=== Data extracted from a collection ===
— START —

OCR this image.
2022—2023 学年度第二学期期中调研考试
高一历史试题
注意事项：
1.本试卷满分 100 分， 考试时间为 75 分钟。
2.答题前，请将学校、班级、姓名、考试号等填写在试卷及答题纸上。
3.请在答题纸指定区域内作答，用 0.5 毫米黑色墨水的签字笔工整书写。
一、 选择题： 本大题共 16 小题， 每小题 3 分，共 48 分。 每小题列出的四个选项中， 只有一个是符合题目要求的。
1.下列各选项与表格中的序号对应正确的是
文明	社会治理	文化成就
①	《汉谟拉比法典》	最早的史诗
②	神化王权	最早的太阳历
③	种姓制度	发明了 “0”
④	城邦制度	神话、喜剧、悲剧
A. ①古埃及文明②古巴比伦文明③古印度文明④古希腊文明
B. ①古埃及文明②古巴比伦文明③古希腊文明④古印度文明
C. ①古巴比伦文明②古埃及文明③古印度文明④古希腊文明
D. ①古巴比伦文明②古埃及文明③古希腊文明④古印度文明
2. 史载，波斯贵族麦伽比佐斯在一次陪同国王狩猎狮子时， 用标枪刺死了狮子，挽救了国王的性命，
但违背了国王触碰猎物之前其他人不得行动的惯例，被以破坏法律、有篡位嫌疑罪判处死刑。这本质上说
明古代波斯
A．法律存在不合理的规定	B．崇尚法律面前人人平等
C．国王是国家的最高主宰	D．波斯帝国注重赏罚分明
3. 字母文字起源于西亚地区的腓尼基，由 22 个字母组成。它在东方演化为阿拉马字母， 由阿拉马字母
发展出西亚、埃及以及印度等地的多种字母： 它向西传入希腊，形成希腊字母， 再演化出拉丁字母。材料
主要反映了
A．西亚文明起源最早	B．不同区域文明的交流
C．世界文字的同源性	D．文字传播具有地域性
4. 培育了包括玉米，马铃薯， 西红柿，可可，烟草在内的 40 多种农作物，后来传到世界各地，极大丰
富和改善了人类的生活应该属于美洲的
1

— END —
— START —

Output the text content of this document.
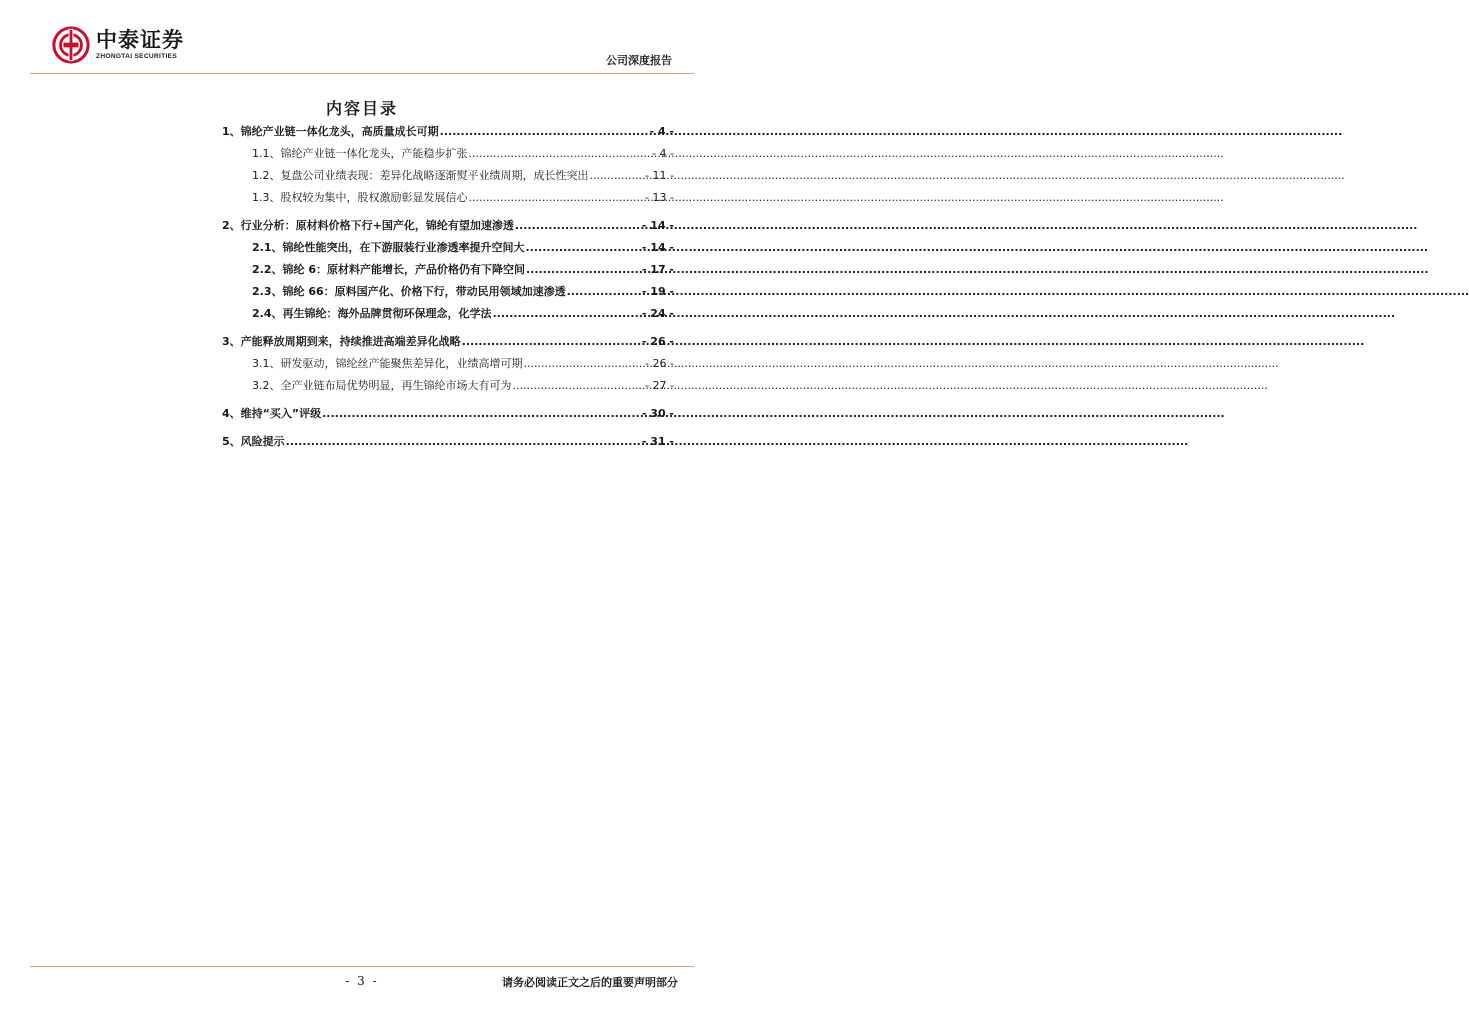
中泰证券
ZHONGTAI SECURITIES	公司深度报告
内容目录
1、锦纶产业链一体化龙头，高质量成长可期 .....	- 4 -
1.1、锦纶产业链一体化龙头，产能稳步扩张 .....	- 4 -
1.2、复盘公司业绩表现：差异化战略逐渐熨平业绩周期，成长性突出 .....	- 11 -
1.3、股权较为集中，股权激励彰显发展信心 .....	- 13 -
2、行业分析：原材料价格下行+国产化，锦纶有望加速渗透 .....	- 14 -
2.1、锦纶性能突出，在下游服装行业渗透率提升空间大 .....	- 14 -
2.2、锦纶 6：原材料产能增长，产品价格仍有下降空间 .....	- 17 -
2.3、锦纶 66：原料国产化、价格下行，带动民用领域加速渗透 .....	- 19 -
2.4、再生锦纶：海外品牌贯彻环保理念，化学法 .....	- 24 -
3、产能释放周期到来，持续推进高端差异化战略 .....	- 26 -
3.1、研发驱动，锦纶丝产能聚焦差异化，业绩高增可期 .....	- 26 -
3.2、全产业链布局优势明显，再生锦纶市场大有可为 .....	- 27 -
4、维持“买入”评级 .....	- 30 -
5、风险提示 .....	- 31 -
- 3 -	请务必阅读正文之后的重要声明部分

— END —
— START —

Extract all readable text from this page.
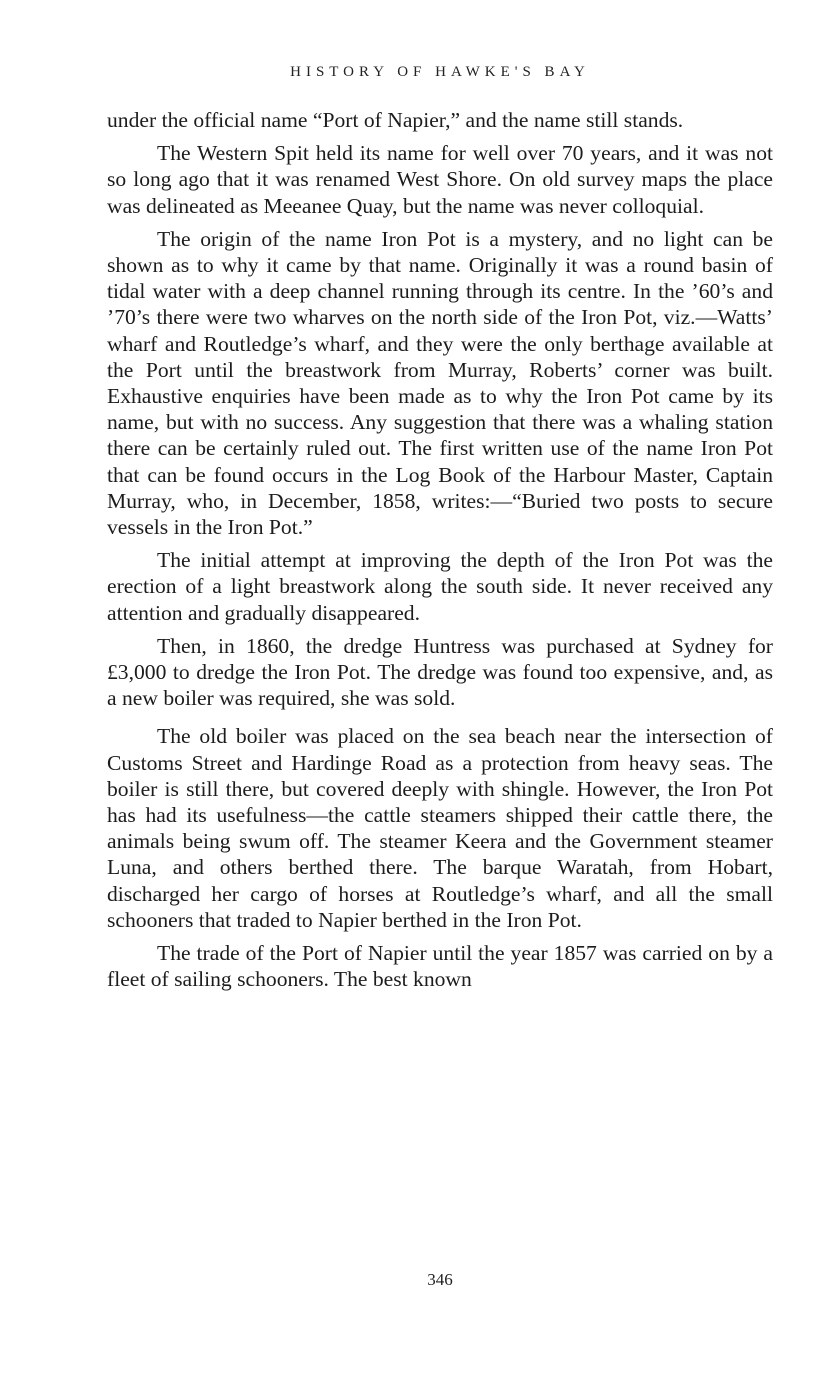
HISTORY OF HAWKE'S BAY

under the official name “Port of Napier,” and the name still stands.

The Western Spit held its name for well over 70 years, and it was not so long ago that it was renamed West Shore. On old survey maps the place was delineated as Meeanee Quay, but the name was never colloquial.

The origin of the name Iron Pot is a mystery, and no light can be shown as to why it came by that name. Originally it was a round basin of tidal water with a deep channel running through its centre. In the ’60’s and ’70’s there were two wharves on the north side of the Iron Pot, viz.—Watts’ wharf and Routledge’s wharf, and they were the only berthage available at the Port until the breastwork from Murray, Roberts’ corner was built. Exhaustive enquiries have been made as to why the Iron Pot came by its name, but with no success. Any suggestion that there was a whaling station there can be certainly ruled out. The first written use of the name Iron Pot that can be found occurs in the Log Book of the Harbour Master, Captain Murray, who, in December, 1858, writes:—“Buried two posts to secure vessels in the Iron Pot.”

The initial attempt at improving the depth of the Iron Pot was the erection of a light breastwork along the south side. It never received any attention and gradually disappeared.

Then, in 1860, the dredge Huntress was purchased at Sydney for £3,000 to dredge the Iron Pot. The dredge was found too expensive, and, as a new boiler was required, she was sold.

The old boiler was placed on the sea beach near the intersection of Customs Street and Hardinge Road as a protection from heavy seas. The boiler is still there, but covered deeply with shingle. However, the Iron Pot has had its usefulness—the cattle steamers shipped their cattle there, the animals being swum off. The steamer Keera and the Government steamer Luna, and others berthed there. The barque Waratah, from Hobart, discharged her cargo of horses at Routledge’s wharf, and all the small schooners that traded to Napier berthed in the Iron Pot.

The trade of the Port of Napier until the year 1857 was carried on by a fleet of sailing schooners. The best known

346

— END —

=== Your task ===
Return every line in the listing that contains the word "this".

=== Final result ===
OCR this image.
Output the text content of this document.
Extract all readable text from this page.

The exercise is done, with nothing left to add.